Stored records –
####################

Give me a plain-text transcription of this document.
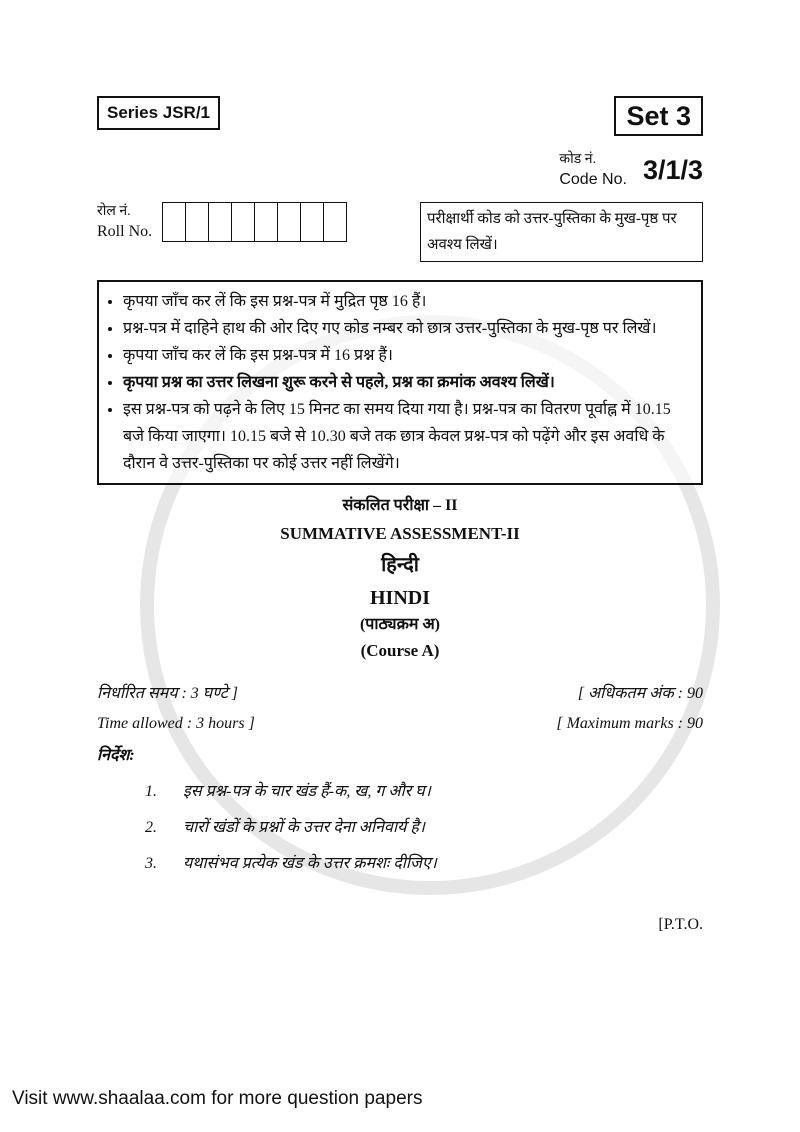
Series JSR/1	Set 3
कोड नं.
Code No. 3/1/3
रोल नं.
Roll No.
परीक्षार्थी कोड को उत्तर-पुस्तिका के मुख-पृष्ठ पर अवश्य लिखें।
• कृपया जाँच कर लें कि इस प्रश्न-पत्र में मुद्रित पृष्ठ 16 हैं।
• प्रश्न-पत्र में दाहिने हाथ की ओर दिए गए कोड नम्बर को छात्र उत्तर-पुस्तिका के मुख-पृष्ठ पर लिखें।
• कृपया जाँच कर लें कि इस प्रश्न-पत्र में 16 प्रश्न हैं।
• कृपया प्रश्न का उत्तर लिखना शुरू करने से पहले, प्रश्न का क्रमांक अवश्य लिखें।
• इस प्रश्न-पत्र को पढ़ने के लिए 15 मिनट का समय दिया गया है। प्रश्न-पत्र का वितरण पूर्वाह्न में 10.15 बजे किया जाएगा। 10.15 बजे से 10.30 बजे तक छात्र केवल प्रश्न-पत्र को पढ़ेंगे और इस अवधि के दौरान वे उत्तर-पुस्तिका पर कोई उत्तर नहीं लिखेंगे।
संकलित परीक्षा – II
SUMMATIVE ASSESSMENT-II
हिन्दी
HINDI
(पाठ्यक्रम अ)
(Course A)
निर्धारित समय : 3 घण्टे ]	[ अधिकतम अंक : 90
Time allowed : 3 hours ]	[ Maximum marks : 90
निर्देश:
1.	इस प्रश्न-पत्र के चार खंड हैं-क, ख, ग और घ।
2.	चारों खंडों के प्रश्नों के उत्तर देना अनिवार्य है।
3.	यथासंभव प्रत्येक खंड के उत्तर क्रमशः दीजिए।
[P.T.O.
Visit www.shaalaa.com for more question papers
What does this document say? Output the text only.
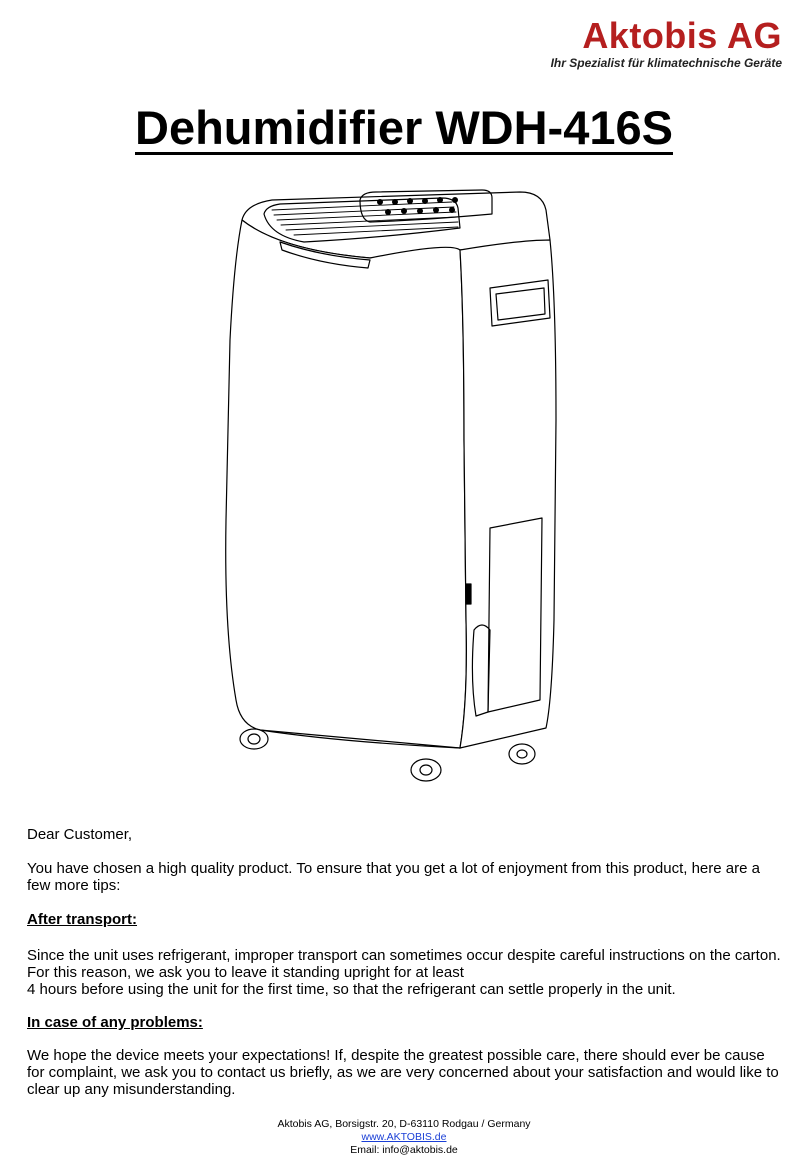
Aktobis AG
Ihr Spezialist für klimatechnische Geräte
Dehumidifier WDH-416S
Dear Customer,
You have chosen a high quality product. To ensure that you get a lot of enjoyment from this product, here are a few more tips:
After transport:
Since the unit uses refrigerant, improper transport can sometimes occur despite careful instructions on the carton.
For this reason, we ask you to leave it standing upright for at least
4 hours before using the unit for the first time, so that the refrigerant can settle properly in the unit.
In case of any problems:
We hope the device meets your expectations! If, despite the greatest possible care, there should ever be cause for complaint, we ask you to contact us briefly, as we are very concerned about your satisfaction and would like to clear up any misunderstanding.
Aktobis AG, Borsigstr. 20, D-63110 Rodgau / Germany
www.AKTOBIS.de
Email: info@aktobis.de
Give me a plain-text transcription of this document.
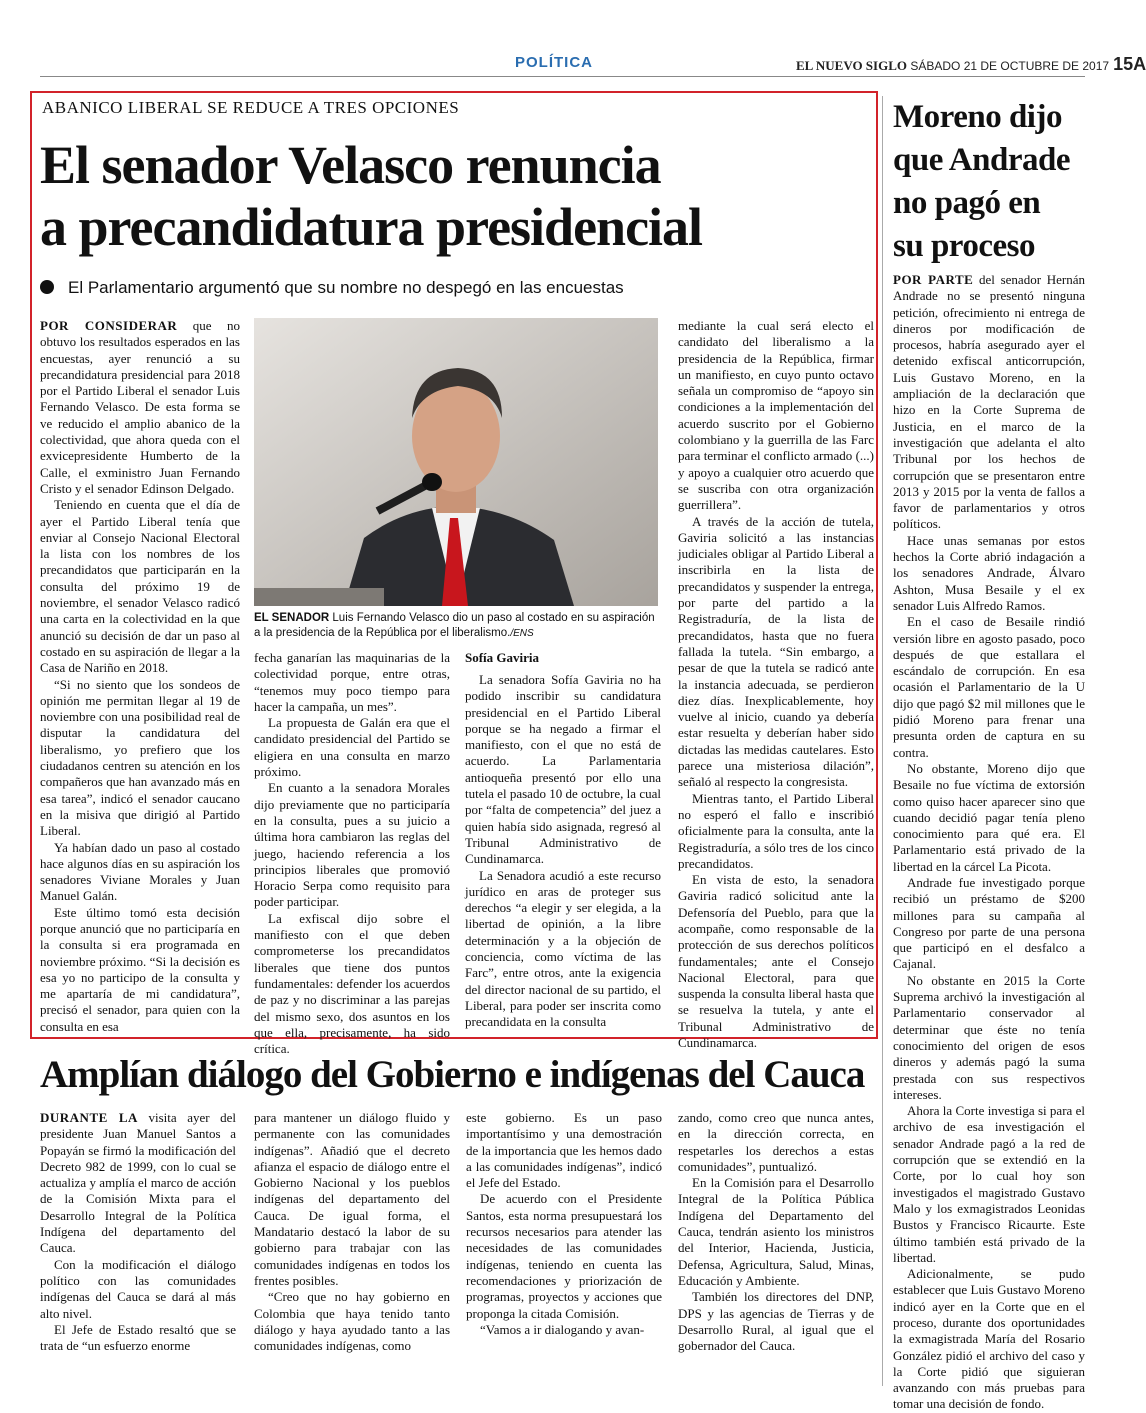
POLÍTICA	EL NUEVO SIGLO SÁBADO 21 DE OCTUBRE DE 2017 15A
ABANICO LIBERAL SE REDUCE A TRES OPCIONES
El senador Velasco renuncia
a precandidatura presidencial
El Parlamentario argumentó que su nombre no despegó en las encuestas

POR CONSIDERAR que no obtuvo los resultados esperados en las encuestas, ayer renunció a su precandidatura presidencial para 2018 por el Partido Liberal el senador Luis Fernando Velasco. De esta forma se ve reducido el amplio abanico de la colectividad, que ahora queda con el exvicepresidente Humberto de la Calle, el exministro Juan Fernando Cristo y el senador Edinson Delgado.

Teniendo en cuenta que el día de ayer el Partido Liberal tenía que enviar al Consejo Nacional Electoral la lista con los nombres de los precandidatos que participarán en la consulta del próximo 19 de noviembre, el senador Velasco radicó una carta en la colectividad en la que anunció su decisión de dar un paso al costado en su aspiración de llegar a la Casa de Nariño en 2018.

“Si no siento que los sondeos de opinión me permitan llegar al 19 de noviembre con una posibilidad real de disputar la candidatura del liberalismo, yo prefiero que los ciudadanos centren su atención en los compañeros que han avanzado más en esa tarea”, indicó el senador caucano en la misiva que dirigió al Partido Liberal.

Ya habían dado un paso al costado hace algunos días en su aspiración los senadores Viviane Morales y Juan Manuel Galán.

Este último tomó esta decisión porque anunció que no participaría en la consulta si era programada en noviembre próximo. “Si la decisión es esa yo no participo de la consulta y me apartaría de mi candidatura”, precisó el senador, para quien con la consulta en esa

EL SENADOR Luis Fernando Velasco dio un paso al costado en su aspiración a la presidencia de la República por el liberalismo./ENS

fecha ganarían las maquinarias de la colectividad porque, entre otras, “tenemos muy poco tiempo para hacer la campaña, un mes”.

La propuesta de Galán era que el candidato presidencial del Partido se eligiera en una consulta en marzo próximo.

En cuanto a la senadora Morales dijo previamente que no participaría en la consulta, pues a su juicio a última hora cambiaron las reglas del juego, haciendo referencia a los principios liberales que promovió Horacio Serpa como requisito para poder participar.

La exfiscal dijo sobre el manifiesto con el que deben comprometerse los precandidatos liberales que tiene dos puntos fundamentales: defender los acuerdos de paz y no discriminar a las parejas del mismo sexo, dos asuntos en los que ella, precisamente, ha sido crítica.

Sofía Gaviria

La senadora Sofía Gaviria no ha podido inscribir su candidatura presidencial en el Partido Liberal porque se ha negado a firmar el manifiesto, con el que no está de acuerdo. La Parlamentaria antioqueña presentó por ello una tutela el pasado 10 de octubre, la cual por “falta de competencia” del juez a quien había sido asignada, regresó al Tribunal Administrativo de Cundinamarca.

La Senadora acudió a este recurso jurídico en aras de proteger sus derechos “a elegir y ser elegida, a la libertad de opinión, a la libre determinación y a la objeción de conciencia, como víctima de las Farc”, entre otros, ante la exigencia del director nacional de su partido, el Liberal, para poder ser inscrita como precandidata en la consulta

mediante la cual será electo el candidato del liberalismo a la presidencia de la República, firmar un manifiesto, en cuyo punto octavo señala un compromiso de “apoyo sin condiciones a la implementación del acuerdo suscrito por el Gobierno colombiano y la guerrilla de las Farc para terminar el conflicto armado (...) y apoyo a cualquier otro acuerdo que se suscriba con otra organización guerrillera”.

A través de la acción de tutela, Gaviria solicitó a las instancias judiciales obligar al Partido Liberal a inscribirla en la lista de precandidatos y suspender la entrega, por parte del partido a la Registraduría, de la lista de precandidatos, hasta que no fuera fallada la tutela. “Sin embargo, a pesar de que la tutela se radicó ante la instancia adecuada, se perdieron diez días. Inexplicablemente, hoy vuelve al inicio, cuando ya debería estar resuelta y deberían haber sido dictadas las medidas cautelares. Esto parece una misteriosa dilación”, señaló al respecto la congresista.

Mientras tanto, el Partido Liberal no esperó el fallo e inscribió oficialmente para la consulta, ante la Registraduría, a sólo tres de los cinco precandidatos.

En vista de esto, la senadora Gaviria radicó solicitud ante la Defensoría del Pueblo, para que la acompañe, como responsable de la protección de sus derechos políticos fundamentales; ante el Consejo Nacional Electoral, para que suspenda la consulta liberal hasta que se resuelva la tutela, y ante el Tribunal Administrativo de Cundinamarca.

Moreno dijo
que Andrade
no pagó en
su proceso

POR PARTE del senador Hernán Andrade no se presentó ninguna petición, ofrecimiento ni entrega de dineros por modificación de procesos, habría asegurado ayer el detenido exfiscal anticorrupción, Luis Gustavo Moreno, en la ampliación de la declaración que hizo en la Corte Suprema de Justicia, en el marco de la investigación que adelanta el alto Tribunal por los hechos de corrupción que se presentaron entre 2013 y 2015 por la venta de fallos a favor de parlamentarios y otros políticos.

Hace unas semanas por estos hechos la Corte abrió indagación a los senadores Andrade, Álvaro Ashton, Musa Besaile y el ex senador Luis Alfredo Ramos.

En el caso de Besaile rindió versión libre en agosto pasado, poco después de que estallara el escándalo de corrupción. En esa ocasión el Parlamentario de la U dijo que pagó $2 mil millones que le pidió Moreno para frenar una presunta orden de captura en su contra.

No obstante, Moreno dijo que Besaile no fue víctima de extorsión como quiso hacer aparecer sino que cuando decidió pagar tenía pleno conocimiento para qué era. El Parlamentario está privado de la libertad en la cárcel La Picota.

Andrade fue investigado porque recibió un préstamo de $200 millones para su campaña al Congreso por parte de una persona que participó en el desfalco a Cajanal.

No obstante en 2015 la Corte Suprema archivó la investigación al Parlamentario conservador al determinar que éste no tenía conocimiento del origen de esos dineros y además pagó la suma prestada con sus respectivos intereses.

Ahora la Corte investiga si para el archivo de esa investigación el senador Andrade pagó a la red de corrupción que se extendió en la Corte, por lo cual hoy son investigados el magistrado Gustavo Malo y los exmagistrados Leonidas Bustos y Francisco Ricaurte. Este último también está privado de la libertad.

Adicionalmente, se pudo establecer que Luis Gustavo Moreno indicó ayer en la Corte que en el proceso, durante dos oportunidades la exmagistrada María del Rosario González pidió el archivo del caso y la Corte pidió que siguieran avanzando con más pruebas para tomar una decisión de fondo.

Amplían diálogo del Gobierno e indígenas del Cauca

DURANTE LA visita ayer del presidente Juan Manuel Santos a Popayán se firmó la modificación del Decreto 982 de 1999, con lo cual se actualiza y amplía el marco de acción de la Comisión Mixta para el Desarrollo Integral de la Política Indígena del departamento del Cauca.

Con la modificación el diálogo político con las comunidades indígenas del Cauca se dará al más alto nivel.

El Jefe de Estado resaltó que se trata de “un esfuerzo enorme

para mantener un diálogo fluido y permanente con las comunidades indígenas”. Añadió que el decreto afianza el espacio de diálogo entre el Gobierno Nacional y los pueblos indígenas del departamento del Cauca. De igual forma, el Mandatario destacó la labor de su gobierno para trabajar con las comunidades indígenas en todos los frentes posibles.

“Creo que no hay gobierno en Colombia que haya tenido tanto diálogo y haya ayudado tanto a las comunidades indígenas, como

este gobierno. Es un paso importantísimo y una demostración de la importancia que les hemos dado a las comunidades indígenas”, indicó el Jefe del Estado.

De acuerdo con el Presidente Santos, esta norma presupuestará los recursos necesarios para atender las necesidades de las comunidades indígenas, teniendo en cuenta las recomendaciones y priorización de programas, proyectos y acciones que proponga la citada Comisión.

“Vamos a ir dialogando y avan-

zando, como creo que nunca antes, en la dirección correcta, en respetarles los derechos a estas comunidades”, puntualizó.

En la Comisión para el Desarrollo Integral de la Política Pública Indígena del Departamento del Cauca, tendrán asiento los ministros del Interior, Hacienda, Justicia, Defensa, Agricultura, Salud, Minas, Educación y Ambiente.

También los directores del DNP, DPS y las agencias de Tierras y de Desarrollo Rural, al igual que el gobernador del Cauca.
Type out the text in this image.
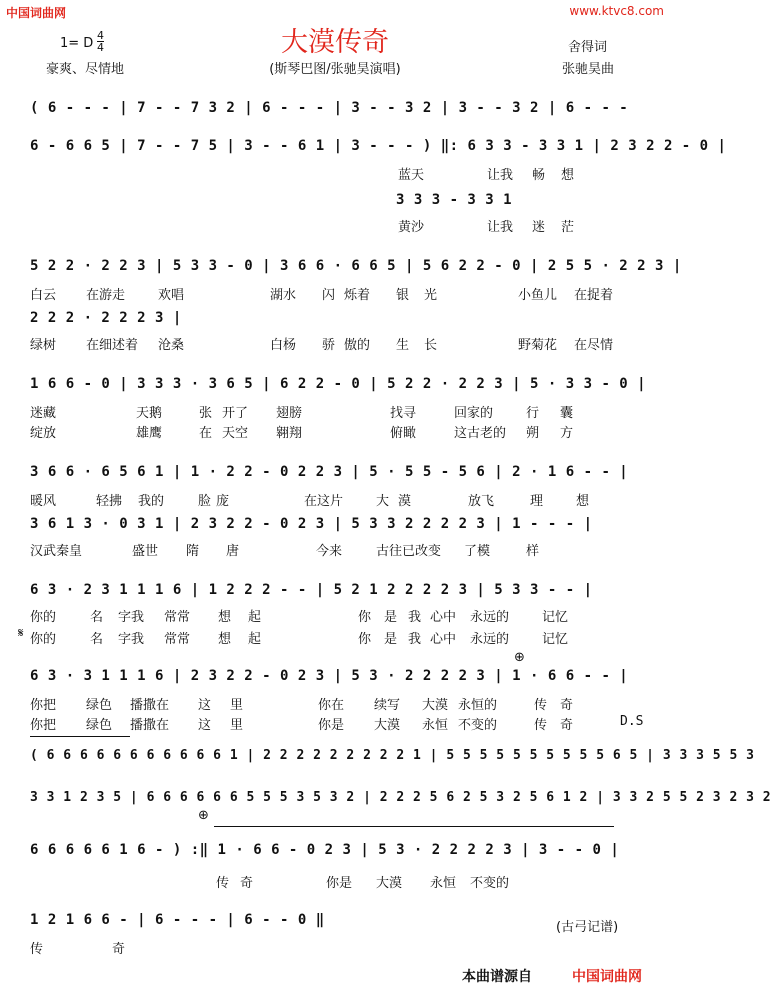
中国词曲网	www.ktvc8.com
大漠传奇
1= D
4
4
豪爽、尽情地	(斯琴巴图/张驰昊演唱)
舍得词
张驰昊曲
( 6 - - - | 7 - - 7 3 2 | 6 - - - | 3 - - 3 2 | 3 - - 3 2 | 6 - - -
6 - 6 6 5 | 7 - - 7 5 | 3 - - 6 1 | 3 - - - ) ‖: 6 3 3 - 3 3 1 | 2 3 2 2 - 0 |
蓝天	让我 畅 想
3 3 3 - 3 3 1
黄沙	让我 迷 茫
5 2 2 · 2 2 3 | 5 3 3 - 0 | 3 6 6 · 6 6 5 | 5 6 2 2 - 0 | 2 5 5 · 2 2 3 |
白云 在游走	欢唱	湖水 闪 烁着 银 光	小鱼儿 在捉着
2 2 2 · 2 2 2 3 |
绿树 在细述着 沧桑	白杨 骄 傲的 生 长	野菊花 在尽情
1 6 6 - 0 | 3 3 3 · 3 6 5 | 6 2 2 - 0 | 5 2 2 · 2 2 3 | 5 · 3 3 - 0 |
迷藏	天鹅	张 开了 翅膀	找寻	回家的	行 囊
绽放	雄鹰	在 天空 翱翔	俯瞰	这古老的 朔 方
3 6 6 · 6 5 6 1 | 1 · 2 2 - 0 2 2 3 | 5 · 5 5 - 5 6 | 2 · 1 6 - - |
暖风	轻拂 我的	脸 庞	在这片	大 漠	放飞	理	想
3 6 1 3 · 0 3 1 | 2 3 2 2 - 0 2 3 | 5 3 3 2 2 2 2 3 | 1 - - - |
汉武秦皇	盛世 隋 唐	今来	古往已改变 了模	样
6 3 · 2 3 1 1 1 6 | 1 2 2 2 - - | 5 2 1 2 2 2 2 3 | 5 3 3 - - |
你的	名 字我 常常 想 起	你 是 我 心中 永远的	记忆
𝄋 你的	名 字我 常常 想 起	你 是 我 心中 永远的	记忆
⊕
6 3 · 3 1 1 1 6 | 2 3 2 2 - 0 2 3 | 5 3 · 2 2 2 2 3 | 1 · 6 6 - - |
你把 绿色 播撒在 这 里	你在 续写 大漠 永恒的	传 奇
你把 绿色 播撒在 这 里	你是 大漠 永恒 不变的	传 奇	D.S
( 6 6 6 6 6 6 6 6 6 6 6 1 | 2 2 2 2 2 2 2 2 2 1 | 5 5 5 5 5 5 5 5 5 5 6 5 | 3 3 3 5 5 3
3 3 1 2 3 5 | 6 6 6 6 6 6 5 5 5 3 5 3 2 | 2 2 2 5 6 2 5 3 2 5 6 1 2 | 3 3 2 5 5 2 3 2 3 2
⊕
6 6 6 6 6 1 6 - ) :‖ 1 · 6 6 - 0 2 3 | 5 3 · 2 2 2 2 3 | 3 - - 0 |
传 奇	你是 大漠 永恒 不变的
1 2 1 6 6 - | 6 - - - | 6 - - 0 ‖
传	奇
(古弓记谱)
本曲谱源自	中国词曲网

####################

To be done – Identify and list each line with the word "hacer".

Task result –
fecha ganarían las maquinarias de la colectividad porque, entre otras, “tenemos muy poco tiempo para hacer la campaña, un mes”.
No obstante, Moreno dijo que Besaile no fue víctima de extorsión como quiso hacer aparecer sino que cuando decidió pagar tenía pleno conocimiento para qué era. El Parlamentario está privado de la libertad en la cárcel La Picota.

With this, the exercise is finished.